Extract every line from the records below that contains the word "nicht".

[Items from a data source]
▼

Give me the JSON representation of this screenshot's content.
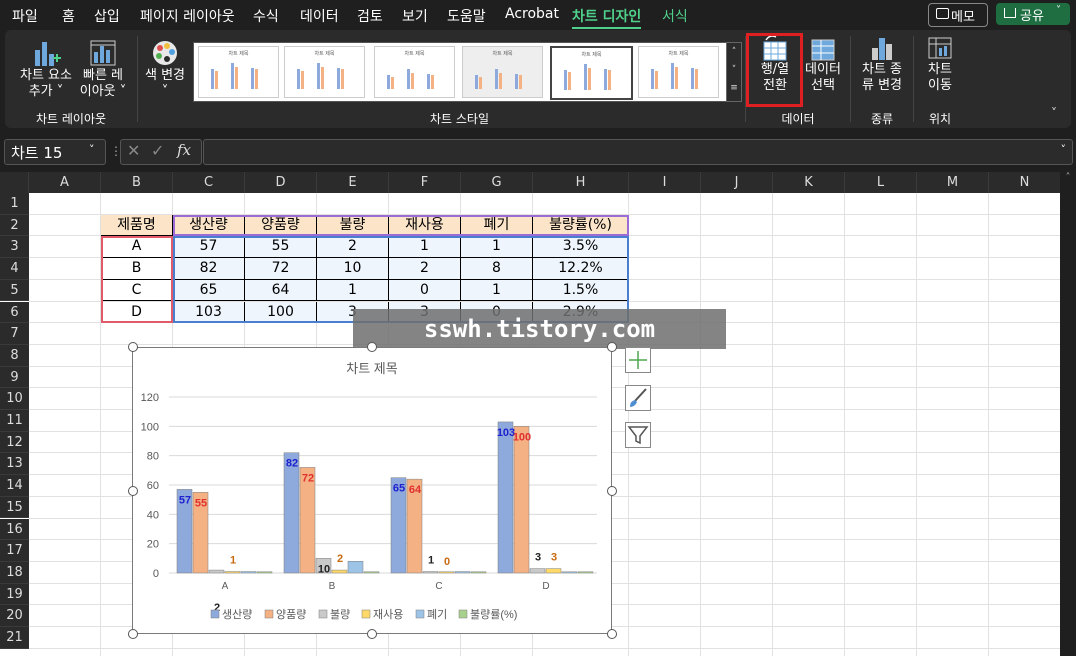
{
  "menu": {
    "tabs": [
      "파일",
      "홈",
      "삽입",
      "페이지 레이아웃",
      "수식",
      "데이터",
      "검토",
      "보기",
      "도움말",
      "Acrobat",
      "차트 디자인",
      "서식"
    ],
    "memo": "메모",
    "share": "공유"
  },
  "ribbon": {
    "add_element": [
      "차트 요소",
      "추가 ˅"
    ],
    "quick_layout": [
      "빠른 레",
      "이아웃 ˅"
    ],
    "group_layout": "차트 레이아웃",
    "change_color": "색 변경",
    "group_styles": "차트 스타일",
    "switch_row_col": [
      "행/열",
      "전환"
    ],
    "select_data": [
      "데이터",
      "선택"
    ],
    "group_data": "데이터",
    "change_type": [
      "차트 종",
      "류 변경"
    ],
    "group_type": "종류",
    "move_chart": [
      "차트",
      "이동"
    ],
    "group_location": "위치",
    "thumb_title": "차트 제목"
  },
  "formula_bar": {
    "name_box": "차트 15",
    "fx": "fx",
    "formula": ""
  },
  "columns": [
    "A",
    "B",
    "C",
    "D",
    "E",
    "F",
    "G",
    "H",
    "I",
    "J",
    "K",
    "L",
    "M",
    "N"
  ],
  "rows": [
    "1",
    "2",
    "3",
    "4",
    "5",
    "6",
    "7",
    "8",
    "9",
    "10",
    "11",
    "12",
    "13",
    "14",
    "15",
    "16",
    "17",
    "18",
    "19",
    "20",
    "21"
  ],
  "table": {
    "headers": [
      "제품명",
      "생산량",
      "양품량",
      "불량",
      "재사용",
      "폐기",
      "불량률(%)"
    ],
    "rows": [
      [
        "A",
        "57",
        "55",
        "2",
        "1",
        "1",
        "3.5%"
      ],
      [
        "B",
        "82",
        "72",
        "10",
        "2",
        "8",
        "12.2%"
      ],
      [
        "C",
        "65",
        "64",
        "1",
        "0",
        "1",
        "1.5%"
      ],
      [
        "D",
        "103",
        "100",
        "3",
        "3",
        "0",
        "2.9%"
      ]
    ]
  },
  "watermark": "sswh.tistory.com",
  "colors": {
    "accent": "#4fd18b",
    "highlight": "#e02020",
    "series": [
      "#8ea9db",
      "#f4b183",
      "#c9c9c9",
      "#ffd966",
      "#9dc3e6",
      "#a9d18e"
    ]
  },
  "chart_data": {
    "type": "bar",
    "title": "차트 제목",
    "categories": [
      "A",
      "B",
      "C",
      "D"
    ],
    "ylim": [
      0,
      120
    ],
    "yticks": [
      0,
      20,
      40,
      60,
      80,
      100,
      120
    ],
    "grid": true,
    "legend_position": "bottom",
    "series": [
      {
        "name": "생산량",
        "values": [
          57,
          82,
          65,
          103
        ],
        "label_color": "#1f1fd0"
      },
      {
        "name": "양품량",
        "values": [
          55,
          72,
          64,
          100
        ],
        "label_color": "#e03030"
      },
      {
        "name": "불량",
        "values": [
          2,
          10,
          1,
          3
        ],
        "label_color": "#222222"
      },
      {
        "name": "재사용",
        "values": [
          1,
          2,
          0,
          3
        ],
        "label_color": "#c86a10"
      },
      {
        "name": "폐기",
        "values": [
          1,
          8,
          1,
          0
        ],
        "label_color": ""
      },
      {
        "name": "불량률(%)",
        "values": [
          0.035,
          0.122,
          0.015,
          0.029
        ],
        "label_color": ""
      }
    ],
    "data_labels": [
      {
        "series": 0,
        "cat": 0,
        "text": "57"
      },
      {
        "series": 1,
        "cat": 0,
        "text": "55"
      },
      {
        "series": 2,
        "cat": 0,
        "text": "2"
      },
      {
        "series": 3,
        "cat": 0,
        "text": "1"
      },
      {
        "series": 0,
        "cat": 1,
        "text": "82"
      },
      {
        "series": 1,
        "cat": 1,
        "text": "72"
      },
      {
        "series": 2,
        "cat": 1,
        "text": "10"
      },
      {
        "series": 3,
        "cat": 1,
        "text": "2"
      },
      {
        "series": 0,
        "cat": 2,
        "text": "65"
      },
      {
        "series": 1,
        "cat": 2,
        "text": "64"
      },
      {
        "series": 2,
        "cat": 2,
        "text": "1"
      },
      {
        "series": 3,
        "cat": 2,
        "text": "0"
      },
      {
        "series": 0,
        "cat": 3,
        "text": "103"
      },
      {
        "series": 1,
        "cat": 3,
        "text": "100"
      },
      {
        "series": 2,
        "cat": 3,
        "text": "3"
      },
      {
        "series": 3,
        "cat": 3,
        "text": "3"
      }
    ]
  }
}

▲
▼

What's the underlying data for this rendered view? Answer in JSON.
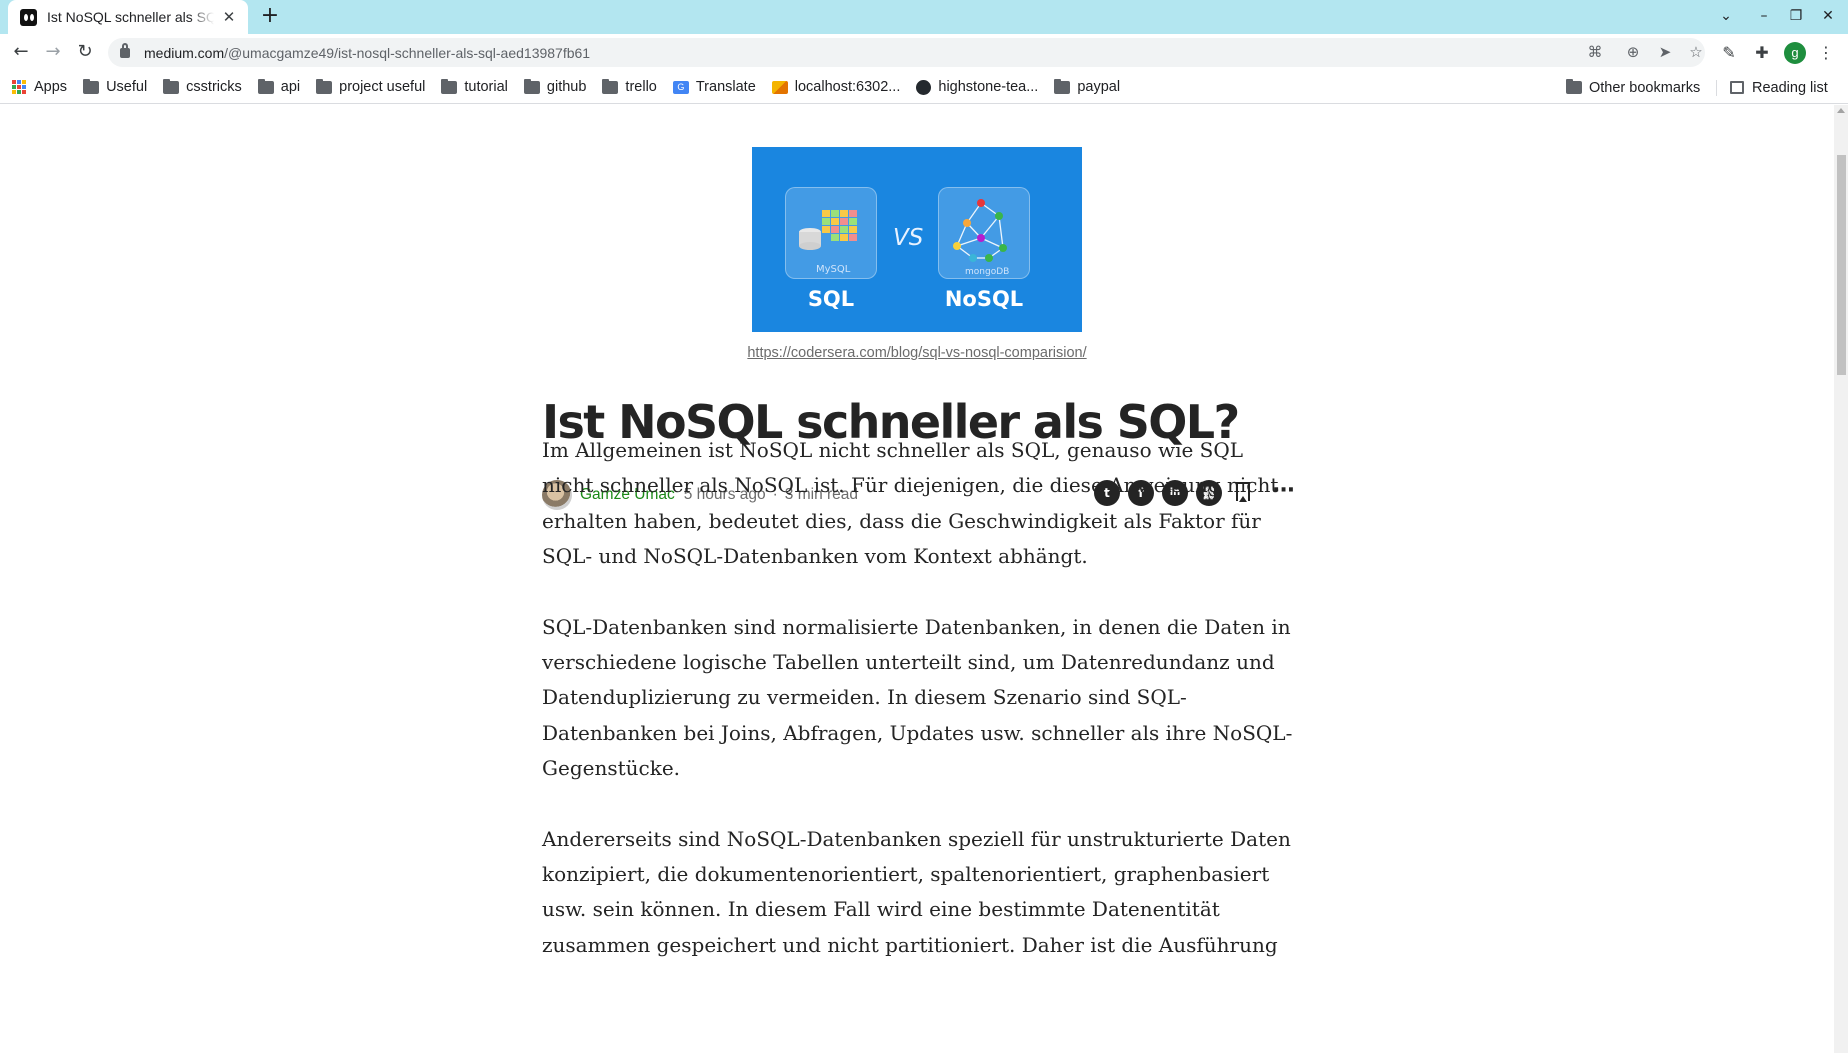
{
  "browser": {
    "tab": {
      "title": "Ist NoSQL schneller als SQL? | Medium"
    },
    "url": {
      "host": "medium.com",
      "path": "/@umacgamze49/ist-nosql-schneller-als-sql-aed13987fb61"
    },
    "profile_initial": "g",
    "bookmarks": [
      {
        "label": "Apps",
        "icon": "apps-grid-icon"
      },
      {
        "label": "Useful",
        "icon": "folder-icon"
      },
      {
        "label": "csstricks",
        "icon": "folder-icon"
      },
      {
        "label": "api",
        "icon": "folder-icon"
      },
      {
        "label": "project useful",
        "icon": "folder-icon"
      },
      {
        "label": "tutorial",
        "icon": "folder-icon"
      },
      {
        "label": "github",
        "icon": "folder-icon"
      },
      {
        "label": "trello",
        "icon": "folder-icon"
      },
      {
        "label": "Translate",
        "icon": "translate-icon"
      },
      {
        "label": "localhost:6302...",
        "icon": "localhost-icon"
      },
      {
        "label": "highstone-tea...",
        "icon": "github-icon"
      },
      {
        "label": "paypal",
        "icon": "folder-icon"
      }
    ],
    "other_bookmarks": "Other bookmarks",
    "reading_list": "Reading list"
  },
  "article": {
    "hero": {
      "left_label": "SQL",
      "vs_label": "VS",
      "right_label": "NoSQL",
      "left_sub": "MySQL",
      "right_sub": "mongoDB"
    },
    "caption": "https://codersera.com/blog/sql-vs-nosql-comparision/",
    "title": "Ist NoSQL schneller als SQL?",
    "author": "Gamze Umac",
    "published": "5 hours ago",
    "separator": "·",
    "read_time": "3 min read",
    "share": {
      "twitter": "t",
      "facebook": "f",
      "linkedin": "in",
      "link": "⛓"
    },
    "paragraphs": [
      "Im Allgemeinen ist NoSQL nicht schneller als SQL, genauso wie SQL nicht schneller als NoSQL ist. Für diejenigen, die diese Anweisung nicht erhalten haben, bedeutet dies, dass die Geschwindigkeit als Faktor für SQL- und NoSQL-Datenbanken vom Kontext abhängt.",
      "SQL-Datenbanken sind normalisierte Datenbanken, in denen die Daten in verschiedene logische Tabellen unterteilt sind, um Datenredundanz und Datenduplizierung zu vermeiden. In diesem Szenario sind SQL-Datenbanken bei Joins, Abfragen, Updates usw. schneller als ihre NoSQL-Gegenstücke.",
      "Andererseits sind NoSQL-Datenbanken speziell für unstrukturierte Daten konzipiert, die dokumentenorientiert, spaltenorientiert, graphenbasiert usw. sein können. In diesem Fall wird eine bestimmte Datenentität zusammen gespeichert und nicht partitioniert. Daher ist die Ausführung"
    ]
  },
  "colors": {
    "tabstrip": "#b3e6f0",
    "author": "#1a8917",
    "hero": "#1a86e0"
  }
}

▲
▼

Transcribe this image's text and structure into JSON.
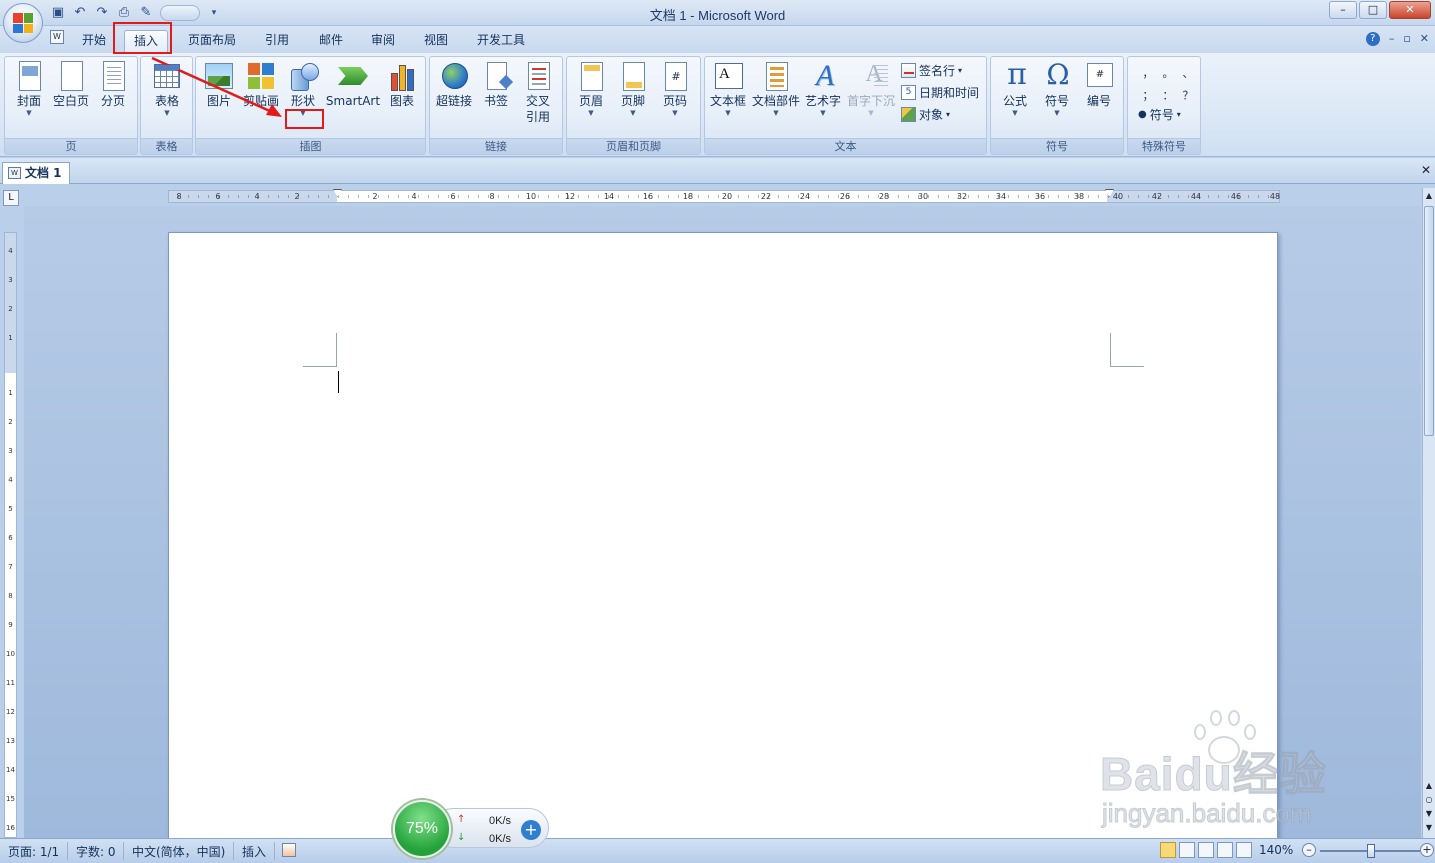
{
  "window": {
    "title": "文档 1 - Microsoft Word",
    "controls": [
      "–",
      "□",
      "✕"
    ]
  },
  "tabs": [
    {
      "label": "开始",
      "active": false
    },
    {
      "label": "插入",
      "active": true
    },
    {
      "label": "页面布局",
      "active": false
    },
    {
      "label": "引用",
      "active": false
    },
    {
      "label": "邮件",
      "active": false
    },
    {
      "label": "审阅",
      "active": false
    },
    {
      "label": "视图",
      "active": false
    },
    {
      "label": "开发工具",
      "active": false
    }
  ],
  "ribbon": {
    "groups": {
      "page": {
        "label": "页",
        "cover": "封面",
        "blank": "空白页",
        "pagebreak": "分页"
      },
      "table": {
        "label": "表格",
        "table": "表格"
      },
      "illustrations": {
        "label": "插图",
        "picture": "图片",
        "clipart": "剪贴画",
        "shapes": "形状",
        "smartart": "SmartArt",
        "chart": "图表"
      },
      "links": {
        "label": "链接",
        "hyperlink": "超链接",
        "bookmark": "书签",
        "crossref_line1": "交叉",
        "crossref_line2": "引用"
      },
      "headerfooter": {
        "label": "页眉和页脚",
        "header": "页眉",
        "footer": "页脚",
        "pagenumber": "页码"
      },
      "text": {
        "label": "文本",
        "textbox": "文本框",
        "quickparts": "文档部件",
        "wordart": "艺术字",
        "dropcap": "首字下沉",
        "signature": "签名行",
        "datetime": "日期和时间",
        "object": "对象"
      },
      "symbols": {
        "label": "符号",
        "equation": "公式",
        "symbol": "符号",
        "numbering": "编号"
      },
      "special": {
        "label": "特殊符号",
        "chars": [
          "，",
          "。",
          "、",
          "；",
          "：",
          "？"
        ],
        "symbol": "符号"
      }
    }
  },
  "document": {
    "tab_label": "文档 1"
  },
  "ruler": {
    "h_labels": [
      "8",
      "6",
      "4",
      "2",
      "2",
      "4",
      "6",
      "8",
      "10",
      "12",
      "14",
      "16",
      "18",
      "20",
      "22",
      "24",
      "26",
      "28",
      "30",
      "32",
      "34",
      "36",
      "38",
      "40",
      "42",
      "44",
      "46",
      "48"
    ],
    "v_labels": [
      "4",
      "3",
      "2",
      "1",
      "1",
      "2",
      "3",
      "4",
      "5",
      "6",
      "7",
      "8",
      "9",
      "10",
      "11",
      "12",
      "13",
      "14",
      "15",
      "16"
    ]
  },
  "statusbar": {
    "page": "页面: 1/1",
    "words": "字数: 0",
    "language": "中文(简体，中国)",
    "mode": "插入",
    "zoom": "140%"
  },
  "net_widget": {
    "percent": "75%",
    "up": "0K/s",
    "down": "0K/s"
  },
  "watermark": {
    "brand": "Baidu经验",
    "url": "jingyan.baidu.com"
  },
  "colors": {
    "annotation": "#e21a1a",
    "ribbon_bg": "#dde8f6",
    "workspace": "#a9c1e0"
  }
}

▲

-- Completed task --
      "Im Allgemeinen ist NoSQL nicht schneller als SQL, genauso wie SQL nicht schneller als NoSQL ist. Für diejenigen, die diese Anweisung nicht erhalten haben, bedeutet dies, dass die Geschwindigkeit als Faktor für SQL- und NoSQL-Datenbanken vom Kontext abhängt.",
      "Andererseits sind NoSQL-Datenbanken speziell für unstrukturierte Daten konzipiert, die dokumentenorientiert, spaltenorientiert, graphenbasiert usw. sein können. In diesem Fall wird eine bestimmte Datenentität zusammen gespeichert und nicht partitioniert. Daher ist die Ausführung"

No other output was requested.